# [Data to process]
⟨

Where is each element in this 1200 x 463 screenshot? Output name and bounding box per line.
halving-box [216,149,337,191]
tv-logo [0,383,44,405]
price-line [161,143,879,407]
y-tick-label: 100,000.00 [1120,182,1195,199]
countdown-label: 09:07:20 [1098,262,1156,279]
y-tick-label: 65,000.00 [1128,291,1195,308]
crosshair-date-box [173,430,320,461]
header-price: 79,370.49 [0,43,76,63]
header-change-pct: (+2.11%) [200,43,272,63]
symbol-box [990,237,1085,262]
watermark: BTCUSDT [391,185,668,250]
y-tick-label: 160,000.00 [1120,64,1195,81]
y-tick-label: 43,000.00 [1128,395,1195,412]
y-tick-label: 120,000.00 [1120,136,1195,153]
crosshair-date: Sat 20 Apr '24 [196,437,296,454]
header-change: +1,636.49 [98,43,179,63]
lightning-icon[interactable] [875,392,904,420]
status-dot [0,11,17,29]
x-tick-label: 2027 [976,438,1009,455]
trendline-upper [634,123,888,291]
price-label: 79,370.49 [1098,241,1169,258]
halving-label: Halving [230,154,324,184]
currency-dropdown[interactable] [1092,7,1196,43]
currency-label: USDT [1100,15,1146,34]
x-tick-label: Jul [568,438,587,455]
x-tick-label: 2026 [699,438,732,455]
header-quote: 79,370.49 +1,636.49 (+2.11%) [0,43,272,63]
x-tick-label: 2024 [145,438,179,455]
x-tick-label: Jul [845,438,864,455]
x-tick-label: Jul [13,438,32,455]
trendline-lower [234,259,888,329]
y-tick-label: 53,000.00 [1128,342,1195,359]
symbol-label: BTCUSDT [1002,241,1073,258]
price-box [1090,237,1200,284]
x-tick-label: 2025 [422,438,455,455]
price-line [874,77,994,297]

⟩

Reproduce every row above without changing a single character.

Where is each element in this 1200 x 463 screenshot? Output name and bounding box per line.
halving-box [216,149,337,191]
tv-logo [0,383,44,405]
price-line [161,143,879,407]
y-tick-label: 100,000.00 [1120,182,1195,199]
countdown-label: 09:07:20 [1098,262,1156,279]
y-tick-label: 65,000.00 [1128,291,1195,308]
crosshair-date-box [173,430,320,461]
header-price: 79,370.49 [0,43,76,63]
header-change-pct: (+2.11%) [200,43,272,63]
symbol-box [990,237,1085,262]
watermark: BTCUSDT [391,185,668,250]
y-tick-label: 160,000.00 [1120,64,1195,81]
y-tick-label: 43,000.00 [1128,395,1195,412]
y-tick-label: 120,000.00 [1120,136,1195,153]
crosshair-date: Sat 20 Apr '24 [196,437,296,454]
header-change: +1,636.49 [98,43,179,63]
lightning-icon[interactable] [875,392,904,420]
status-dot [0,11,17,29]
x-tick-label: 2027 [976,438,1009,455]
trendline-upper [634,123,888,291]
price-label: 79,370.49 [1098,241,1169,258]
halving-label: Halving [230,154,324,184]
currency-dropdown[interactable] [1092,7,1196,43]
currency-label: USDT [1100,15,1146,34]
x-tick-label: Jul [568,438,587,455]
x-tick-label: 2026 [699,438,732,455]
header-quote: 79,370.49 +1,636.49 (+2.11%) [0,43,272,63]
x-tick-label: 2024 [145,438,179,455]
x-tick-label: Jul [845,438,864,455]
x-tick-label: Jul [13,438,32,455]
trendline-lower [234,259,888,329]
y-tick-label: 53,000.00 [1128,342,1195,359]
symbol-label: BTCUSDT [1002,241,1073,258]
price-box [1090,237,1200,284]
x-tick-label: 2025 [422,438,455,455]
price-line [874,77,994,297]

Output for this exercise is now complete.